◆ Stated task:
The complete listing should be restated exactly.

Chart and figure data

________________

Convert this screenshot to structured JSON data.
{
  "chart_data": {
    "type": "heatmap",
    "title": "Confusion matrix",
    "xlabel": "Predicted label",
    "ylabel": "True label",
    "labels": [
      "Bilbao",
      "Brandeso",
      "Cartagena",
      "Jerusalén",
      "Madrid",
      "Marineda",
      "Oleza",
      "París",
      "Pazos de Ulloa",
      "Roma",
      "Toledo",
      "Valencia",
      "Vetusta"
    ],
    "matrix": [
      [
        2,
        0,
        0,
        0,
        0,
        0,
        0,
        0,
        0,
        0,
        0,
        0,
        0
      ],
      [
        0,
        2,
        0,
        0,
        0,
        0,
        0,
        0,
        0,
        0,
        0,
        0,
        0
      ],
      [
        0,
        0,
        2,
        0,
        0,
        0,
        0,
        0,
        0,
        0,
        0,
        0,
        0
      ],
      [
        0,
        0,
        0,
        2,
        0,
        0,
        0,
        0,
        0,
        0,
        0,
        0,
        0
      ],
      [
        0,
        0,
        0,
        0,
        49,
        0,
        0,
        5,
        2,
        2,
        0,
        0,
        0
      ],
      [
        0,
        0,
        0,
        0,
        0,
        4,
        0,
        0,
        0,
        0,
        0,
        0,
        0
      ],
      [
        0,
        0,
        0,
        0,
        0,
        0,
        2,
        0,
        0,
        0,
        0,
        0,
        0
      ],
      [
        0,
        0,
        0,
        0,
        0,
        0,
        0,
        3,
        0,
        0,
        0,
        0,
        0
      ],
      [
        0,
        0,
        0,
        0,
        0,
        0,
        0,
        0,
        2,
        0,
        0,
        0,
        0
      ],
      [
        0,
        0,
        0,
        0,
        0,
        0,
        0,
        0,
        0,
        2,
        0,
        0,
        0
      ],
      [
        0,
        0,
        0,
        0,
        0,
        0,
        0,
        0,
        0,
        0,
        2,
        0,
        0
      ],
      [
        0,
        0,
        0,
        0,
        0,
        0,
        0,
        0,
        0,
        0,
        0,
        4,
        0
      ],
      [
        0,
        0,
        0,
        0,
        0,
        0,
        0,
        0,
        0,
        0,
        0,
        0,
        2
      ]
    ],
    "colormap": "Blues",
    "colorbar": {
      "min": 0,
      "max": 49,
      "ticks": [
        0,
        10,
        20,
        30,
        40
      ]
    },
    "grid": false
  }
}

________________

◆ Full response:
Convert this screenshot to structured JSON data.
{
  "chart_data": {
    "type": "heatmap",
    "title": "Confusion matrix",
    "xlabel": "Predicted label",
    "ylabel": "True label",
    "labels": [
      "Bilbao",
      "Brandeso",
      "Cartagena",
      "Jerusalén",
      "Madrid",
      "Marineda",
      "Oleza",
      "París",
      "Pazos de Ulloa",
      "Roma",
      "Toledo",
      "Valencia",
      "Vetusta"
    ],
    "matrix": [
      [
        2,
        0,
        0,
        0,
        0,
        0,
        0,
        0,
        0,
        0,
        0,
        0,
        0
      ],
      [
        0,
        2,
        0,
        0,
        0,
        0,
        0,
        0,
        0,
        0,
        0,
        0,
        0
      ],
      [
        0,
        0,
        2,
        0,
        0,
        0,
        0,
        0,
        0,
        0,
        0,
        0,
        0
      ],
      [
        0,
        0,
        0,
        2,
        0,
        0,
        0,
        0,
        0,
        0,
        0,
        0,
        0
      ],
      [
        0,
        0,
        0,
        0,
        49,
        0,
        0,
        5,
        2,
        2,
        0,
        0,
        0
      ],
      [
        0,
        0,
        0,
        0,
        0,
        4,
        0,
        0,
        0,
        0,
        0,
        0,
        0
      ],
      [
        0,
        0,
        0,
        0,
        0,
        0,
        2,
        0,
        0,
        0,
        0,
        0,
        0
      ],
      [
        0,
        0,
        0,
        0,
        0,
        0,
        0,
        3,
        0,
        0,
        0,
        0,
        0
      ],
      [
        0,
        0,
        0,
        0,
        0,
        0,
        0,
        0,
        2,
        0,
        0,
        0,
        0
      ],
      [
        0,
        0,
        0,
        0,
        0,
        0,
        0,
        0,
        0,
        2,
        0,
        0,
        0
      ],
      [
        0,
        0,
        0,
        0,
        0,
        0,
        0,
        0,
        0,
        0,
        2,
        0,
        0
      ],
      [
        0,
        0,
        0,
        0,
        0,
        0,
        0,
        0,
        0,
        0,
        0,
        4,
        0
      ],
      [
        0,
        0,
        0,
        0,
        0,
        0,
        0,
        0,
        0,
        0,
        0,
        0,
        2
      ]
    ],
    "colormap": "Blues",
    "colorbar": {
      "min": 0,
      "max": 49,
      "ticks": [
        0,
        10,
        20,
        30,
        40
      ]
    },
    "grid": false
  }
}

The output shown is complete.